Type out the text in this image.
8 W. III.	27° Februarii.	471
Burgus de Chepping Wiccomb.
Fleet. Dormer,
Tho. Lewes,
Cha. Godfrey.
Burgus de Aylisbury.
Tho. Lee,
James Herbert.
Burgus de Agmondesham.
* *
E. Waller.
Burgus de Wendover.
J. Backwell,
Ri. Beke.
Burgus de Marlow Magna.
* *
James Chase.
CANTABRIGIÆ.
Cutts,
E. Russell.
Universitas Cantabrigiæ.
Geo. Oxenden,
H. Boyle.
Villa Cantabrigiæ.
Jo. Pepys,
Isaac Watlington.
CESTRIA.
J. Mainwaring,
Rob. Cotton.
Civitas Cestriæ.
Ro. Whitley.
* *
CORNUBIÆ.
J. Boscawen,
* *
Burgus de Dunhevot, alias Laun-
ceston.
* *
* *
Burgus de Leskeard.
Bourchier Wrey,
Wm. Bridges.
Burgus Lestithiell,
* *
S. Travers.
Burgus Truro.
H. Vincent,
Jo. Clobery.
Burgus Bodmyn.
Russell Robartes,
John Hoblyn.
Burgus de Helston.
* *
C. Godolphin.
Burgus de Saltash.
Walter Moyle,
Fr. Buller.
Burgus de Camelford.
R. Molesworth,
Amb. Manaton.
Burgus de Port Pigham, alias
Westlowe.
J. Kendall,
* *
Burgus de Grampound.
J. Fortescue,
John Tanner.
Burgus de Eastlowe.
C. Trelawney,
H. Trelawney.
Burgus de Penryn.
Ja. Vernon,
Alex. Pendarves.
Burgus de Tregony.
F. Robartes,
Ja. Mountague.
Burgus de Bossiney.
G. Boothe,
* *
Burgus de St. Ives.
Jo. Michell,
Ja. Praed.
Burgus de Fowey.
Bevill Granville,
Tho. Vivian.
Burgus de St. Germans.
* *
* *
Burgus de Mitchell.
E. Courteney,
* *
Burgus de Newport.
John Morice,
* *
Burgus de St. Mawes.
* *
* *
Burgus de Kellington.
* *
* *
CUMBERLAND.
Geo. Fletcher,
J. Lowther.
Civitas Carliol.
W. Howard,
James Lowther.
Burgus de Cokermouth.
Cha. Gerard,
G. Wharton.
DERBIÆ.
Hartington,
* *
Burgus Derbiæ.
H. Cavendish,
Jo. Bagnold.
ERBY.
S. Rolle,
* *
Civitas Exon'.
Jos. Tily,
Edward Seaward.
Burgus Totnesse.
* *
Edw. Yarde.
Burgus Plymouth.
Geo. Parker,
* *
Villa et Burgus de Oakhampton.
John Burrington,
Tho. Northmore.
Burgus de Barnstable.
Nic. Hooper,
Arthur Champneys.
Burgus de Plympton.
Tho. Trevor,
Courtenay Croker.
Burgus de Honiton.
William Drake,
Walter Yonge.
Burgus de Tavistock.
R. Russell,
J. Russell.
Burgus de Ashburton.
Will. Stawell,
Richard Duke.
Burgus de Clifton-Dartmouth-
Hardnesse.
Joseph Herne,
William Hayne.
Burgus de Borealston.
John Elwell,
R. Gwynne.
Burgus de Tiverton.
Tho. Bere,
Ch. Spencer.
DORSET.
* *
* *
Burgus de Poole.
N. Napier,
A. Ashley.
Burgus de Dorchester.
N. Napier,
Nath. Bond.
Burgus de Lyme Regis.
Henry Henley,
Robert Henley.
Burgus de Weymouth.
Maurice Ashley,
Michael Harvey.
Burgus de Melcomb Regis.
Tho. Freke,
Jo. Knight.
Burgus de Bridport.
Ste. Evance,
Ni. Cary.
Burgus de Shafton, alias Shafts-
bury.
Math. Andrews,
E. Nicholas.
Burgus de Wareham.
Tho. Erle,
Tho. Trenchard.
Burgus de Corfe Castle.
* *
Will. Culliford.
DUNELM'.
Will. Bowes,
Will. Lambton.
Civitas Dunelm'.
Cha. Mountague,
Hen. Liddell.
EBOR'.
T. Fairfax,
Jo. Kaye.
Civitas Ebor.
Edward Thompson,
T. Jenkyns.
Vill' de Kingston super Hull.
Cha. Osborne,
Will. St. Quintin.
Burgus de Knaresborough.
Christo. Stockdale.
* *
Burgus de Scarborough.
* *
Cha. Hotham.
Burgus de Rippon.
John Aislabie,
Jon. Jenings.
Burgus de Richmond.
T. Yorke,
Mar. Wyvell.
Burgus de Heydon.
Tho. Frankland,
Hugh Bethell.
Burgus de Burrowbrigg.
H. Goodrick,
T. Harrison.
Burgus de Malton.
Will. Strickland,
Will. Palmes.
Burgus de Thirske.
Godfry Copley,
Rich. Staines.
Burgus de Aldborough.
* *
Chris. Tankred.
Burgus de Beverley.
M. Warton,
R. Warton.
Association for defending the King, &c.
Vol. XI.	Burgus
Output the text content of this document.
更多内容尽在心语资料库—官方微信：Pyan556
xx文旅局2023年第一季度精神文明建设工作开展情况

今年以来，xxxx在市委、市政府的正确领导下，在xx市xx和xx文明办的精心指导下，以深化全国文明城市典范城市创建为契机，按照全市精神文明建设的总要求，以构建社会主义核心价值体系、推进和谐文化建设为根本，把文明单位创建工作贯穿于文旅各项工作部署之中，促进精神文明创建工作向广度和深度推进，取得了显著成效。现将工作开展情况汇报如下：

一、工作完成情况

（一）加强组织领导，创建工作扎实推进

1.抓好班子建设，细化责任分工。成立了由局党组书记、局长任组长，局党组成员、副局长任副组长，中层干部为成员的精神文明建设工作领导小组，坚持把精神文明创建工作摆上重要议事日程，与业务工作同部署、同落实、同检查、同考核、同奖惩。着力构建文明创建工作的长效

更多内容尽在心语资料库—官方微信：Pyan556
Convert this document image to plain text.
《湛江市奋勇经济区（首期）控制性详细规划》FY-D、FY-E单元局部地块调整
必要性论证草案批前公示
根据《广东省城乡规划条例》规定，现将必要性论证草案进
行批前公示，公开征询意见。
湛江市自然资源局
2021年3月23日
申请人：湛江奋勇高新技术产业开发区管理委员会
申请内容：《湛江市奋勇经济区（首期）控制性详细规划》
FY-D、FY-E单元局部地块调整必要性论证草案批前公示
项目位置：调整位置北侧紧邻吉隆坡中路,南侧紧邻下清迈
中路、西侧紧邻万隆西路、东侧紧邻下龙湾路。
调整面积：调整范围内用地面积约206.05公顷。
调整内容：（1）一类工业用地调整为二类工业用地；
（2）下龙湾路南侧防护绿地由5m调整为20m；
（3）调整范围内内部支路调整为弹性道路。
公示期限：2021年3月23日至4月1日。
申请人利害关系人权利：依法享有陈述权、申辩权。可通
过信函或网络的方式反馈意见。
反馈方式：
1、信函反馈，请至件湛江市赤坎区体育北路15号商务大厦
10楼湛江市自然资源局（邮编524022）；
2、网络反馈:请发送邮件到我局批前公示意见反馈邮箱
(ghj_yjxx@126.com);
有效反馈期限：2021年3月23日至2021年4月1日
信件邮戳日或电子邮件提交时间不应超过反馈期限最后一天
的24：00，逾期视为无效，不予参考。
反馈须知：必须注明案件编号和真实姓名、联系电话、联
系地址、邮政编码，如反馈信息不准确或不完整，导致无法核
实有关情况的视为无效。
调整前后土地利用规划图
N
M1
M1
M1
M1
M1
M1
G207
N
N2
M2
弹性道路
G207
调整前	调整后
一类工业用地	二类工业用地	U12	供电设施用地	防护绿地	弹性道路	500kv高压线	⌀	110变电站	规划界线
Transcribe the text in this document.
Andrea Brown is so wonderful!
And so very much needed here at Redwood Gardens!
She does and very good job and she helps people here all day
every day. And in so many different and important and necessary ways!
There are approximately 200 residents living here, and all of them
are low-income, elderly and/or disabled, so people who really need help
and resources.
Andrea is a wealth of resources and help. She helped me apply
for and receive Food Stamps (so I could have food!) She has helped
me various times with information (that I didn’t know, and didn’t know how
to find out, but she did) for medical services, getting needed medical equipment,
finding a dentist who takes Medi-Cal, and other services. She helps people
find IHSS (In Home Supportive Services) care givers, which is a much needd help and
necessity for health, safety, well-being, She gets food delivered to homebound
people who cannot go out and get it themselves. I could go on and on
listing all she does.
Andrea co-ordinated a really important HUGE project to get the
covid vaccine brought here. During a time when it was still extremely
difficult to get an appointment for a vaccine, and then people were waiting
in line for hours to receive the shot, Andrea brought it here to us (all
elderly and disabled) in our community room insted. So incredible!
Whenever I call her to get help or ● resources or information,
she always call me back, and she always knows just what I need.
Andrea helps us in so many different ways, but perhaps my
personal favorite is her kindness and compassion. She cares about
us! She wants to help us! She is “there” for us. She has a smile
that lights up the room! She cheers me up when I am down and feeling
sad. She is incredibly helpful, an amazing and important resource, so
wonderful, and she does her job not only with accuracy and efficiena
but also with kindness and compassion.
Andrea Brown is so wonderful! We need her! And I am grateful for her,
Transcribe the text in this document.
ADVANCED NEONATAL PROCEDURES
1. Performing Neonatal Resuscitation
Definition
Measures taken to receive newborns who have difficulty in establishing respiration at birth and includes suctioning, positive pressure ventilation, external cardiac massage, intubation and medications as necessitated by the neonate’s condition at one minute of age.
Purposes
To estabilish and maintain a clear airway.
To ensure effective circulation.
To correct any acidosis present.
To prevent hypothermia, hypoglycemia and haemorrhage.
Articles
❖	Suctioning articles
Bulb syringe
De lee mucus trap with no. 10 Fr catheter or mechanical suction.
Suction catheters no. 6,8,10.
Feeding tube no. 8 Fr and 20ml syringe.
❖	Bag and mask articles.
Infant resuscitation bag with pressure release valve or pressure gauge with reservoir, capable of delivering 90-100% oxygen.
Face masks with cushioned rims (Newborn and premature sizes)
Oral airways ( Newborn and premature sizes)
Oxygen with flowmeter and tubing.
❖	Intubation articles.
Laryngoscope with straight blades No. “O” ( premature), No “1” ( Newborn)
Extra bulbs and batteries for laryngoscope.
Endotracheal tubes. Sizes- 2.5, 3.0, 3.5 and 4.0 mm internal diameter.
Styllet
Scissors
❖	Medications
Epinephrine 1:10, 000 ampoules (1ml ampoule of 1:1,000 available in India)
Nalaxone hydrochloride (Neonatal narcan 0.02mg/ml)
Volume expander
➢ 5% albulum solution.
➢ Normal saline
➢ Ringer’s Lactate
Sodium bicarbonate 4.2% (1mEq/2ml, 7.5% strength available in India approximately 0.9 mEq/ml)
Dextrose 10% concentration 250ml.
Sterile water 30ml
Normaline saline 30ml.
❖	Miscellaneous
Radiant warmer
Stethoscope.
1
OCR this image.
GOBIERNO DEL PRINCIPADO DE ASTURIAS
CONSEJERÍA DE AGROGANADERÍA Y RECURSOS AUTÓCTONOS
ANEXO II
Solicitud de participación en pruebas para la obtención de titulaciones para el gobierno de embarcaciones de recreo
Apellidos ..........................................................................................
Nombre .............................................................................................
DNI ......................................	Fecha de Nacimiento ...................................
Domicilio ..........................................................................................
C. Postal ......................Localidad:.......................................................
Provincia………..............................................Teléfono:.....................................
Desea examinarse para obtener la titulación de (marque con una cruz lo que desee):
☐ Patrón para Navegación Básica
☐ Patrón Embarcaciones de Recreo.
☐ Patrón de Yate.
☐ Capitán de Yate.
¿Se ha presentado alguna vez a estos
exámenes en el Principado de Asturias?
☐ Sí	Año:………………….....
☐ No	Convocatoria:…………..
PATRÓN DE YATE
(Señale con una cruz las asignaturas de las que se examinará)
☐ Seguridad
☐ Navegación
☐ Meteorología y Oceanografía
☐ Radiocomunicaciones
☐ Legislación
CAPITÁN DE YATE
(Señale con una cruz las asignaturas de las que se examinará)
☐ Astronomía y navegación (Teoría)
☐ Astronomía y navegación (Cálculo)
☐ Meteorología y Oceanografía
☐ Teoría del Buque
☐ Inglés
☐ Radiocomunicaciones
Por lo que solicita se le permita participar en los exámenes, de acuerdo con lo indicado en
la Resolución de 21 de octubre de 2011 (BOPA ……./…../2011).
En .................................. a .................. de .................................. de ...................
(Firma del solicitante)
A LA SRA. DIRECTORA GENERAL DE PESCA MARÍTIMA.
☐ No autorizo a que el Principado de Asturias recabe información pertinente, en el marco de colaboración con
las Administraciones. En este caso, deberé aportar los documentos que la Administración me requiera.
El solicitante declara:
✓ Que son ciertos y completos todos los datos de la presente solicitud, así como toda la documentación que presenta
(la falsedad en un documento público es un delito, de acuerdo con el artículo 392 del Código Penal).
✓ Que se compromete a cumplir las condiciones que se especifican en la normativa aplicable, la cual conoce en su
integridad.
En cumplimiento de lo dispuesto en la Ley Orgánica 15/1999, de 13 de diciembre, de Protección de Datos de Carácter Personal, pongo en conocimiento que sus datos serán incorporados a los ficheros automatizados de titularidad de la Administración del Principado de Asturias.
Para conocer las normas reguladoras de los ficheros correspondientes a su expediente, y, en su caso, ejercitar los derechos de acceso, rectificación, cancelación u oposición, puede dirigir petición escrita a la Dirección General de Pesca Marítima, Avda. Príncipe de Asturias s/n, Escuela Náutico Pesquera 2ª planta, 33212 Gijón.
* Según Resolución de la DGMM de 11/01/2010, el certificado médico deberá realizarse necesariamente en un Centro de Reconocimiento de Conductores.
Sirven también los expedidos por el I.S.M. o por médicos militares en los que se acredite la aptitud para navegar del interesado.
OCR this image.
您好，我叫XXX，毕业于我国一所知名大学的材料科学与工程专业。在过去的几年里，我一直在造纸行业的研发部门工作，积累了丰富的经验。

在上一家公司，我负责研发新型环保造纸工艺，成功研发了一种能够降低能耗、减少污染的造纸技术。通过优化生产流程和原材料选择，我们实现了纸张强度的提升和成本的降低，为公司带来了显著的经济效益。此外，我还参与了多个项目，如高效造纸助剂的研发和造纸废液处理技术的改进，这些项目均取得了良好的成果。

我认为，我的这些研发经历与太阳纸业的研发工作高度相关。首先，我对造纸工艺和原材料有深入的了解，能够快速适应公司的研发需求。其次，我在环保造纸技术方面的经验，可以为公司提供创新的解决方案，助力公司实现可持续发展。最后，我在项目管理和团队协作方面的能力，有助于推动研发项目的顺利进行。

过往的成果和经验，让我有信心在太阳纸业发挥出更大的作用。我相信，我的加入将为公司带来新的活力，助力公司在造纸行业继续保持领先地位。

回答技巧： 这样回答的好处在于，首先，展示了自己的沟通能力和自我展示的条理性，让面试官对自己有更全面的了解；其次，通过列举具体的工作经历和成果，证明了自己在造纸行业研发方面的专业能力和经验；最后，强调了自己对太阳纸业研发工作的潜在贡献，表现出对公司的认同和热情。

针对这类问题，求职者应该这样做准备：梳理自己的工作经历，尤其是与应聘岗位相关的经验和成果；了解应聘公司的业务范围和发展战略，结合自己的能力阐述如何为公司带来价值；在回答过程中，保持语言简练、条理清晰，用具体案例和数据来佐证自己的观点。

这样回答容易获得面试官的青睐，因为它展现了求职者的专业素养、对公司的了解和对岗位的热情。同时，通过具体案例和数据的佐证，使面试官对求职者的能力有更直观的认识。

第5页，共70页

**What needs to be done**. Using the material above, report each line where "India" occurs.

**Finished task**.
Epinephrine 1:10, 000 ampoules (1ml ampoule of 1:1,000 available in India)
Sodium bicarbonate 4.2% (1mEq/2ml, 7.5% strength available in India approximately 0.9 mEq/ml)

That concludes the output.